**What to do:** Go through the material and pull out every line with the string "ylabel" in it.

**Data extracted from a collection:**

START

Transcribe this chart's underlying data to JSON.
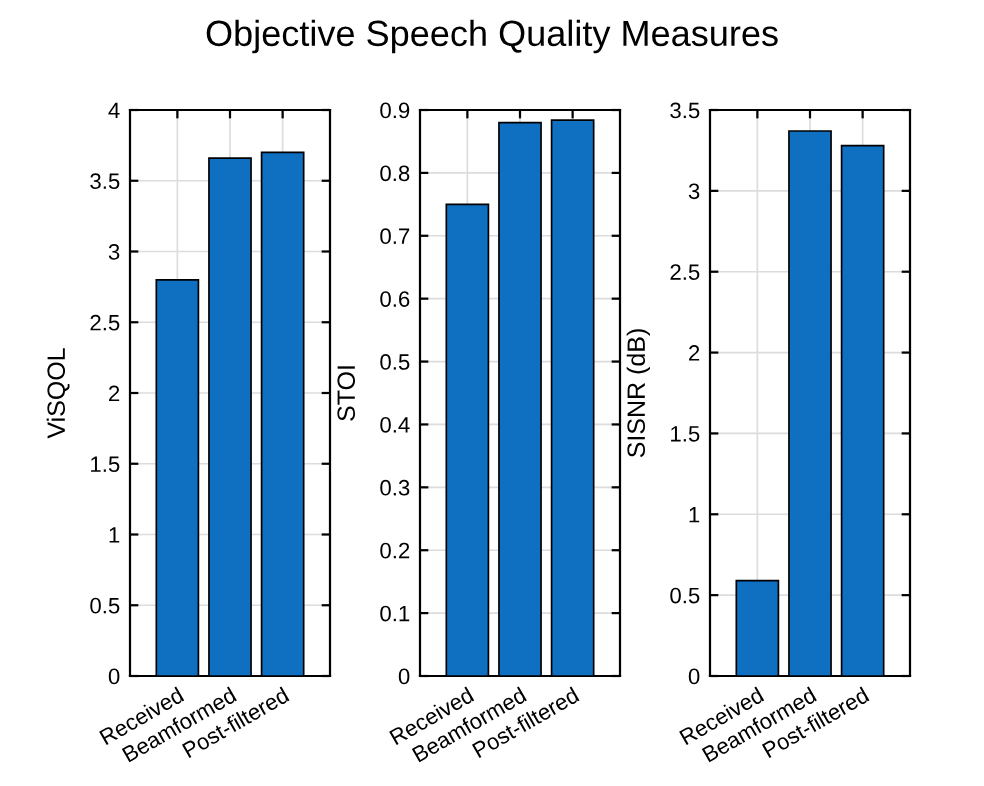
{
  "chart_data": [
    {
      "type": "bar",
      "title": "Objective Speech Quality Measures",
      "ylabel": "ViSQOL",
      "categories": [
        "Received",
        "Beamformed",
        "Post-filtered"
      ],
      "values": [
        2.8,
        3.66,
        3.7
      ],
      "color": "#0f6fc0",
      "ylim": [
        0,
        4
      ],
      "yticks": [
        0,
        0.5,
        1,
        1.5,
        2,
        2.5,
        3,
        3.5,
        4
      ],
      "grid": true
    },
    {
      "type": "bar",
      "ylabel": "STOI",
      "categories": [
        "Received",
        "Beamformed",
        "Post-filtered"
      ],
      "values": [
        0.75,
        0.88,
        0.884
      ],
      "color": "#0f6fc0",
      "ylim": [
        0,
        0.9
      ],
      "yticks": [
        0,
        0.1,
        0.2,
        0.3,
        0.4,
        0.5,
        0.6,
        0.7,
        0.8,
        0.9
      ],
      "grid": true
    },
    {
      "type": "bar",
      "ylabel": "SISNR (dB)",
      "categories": [
        "Received",
        "Beamformed",
        "Post-filtered"
      ],
      "values": [
        0.59,
        3.37,
        3.28
      ],
      "color": "#0f6fc0",
      "ylim": [
        0,
        3.5
      ],
      "yticks": [
        0,
        0.5,
        1,
        1.5,
        2,
        2.5,
        3,
        3.5
      ],
      "grid": true
    }
  ]
}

END

**Solution below:**
      "ylabel": "ViSQOL",
      "ylabel": "STOI",
      "ylabel": "SISNR (dB)",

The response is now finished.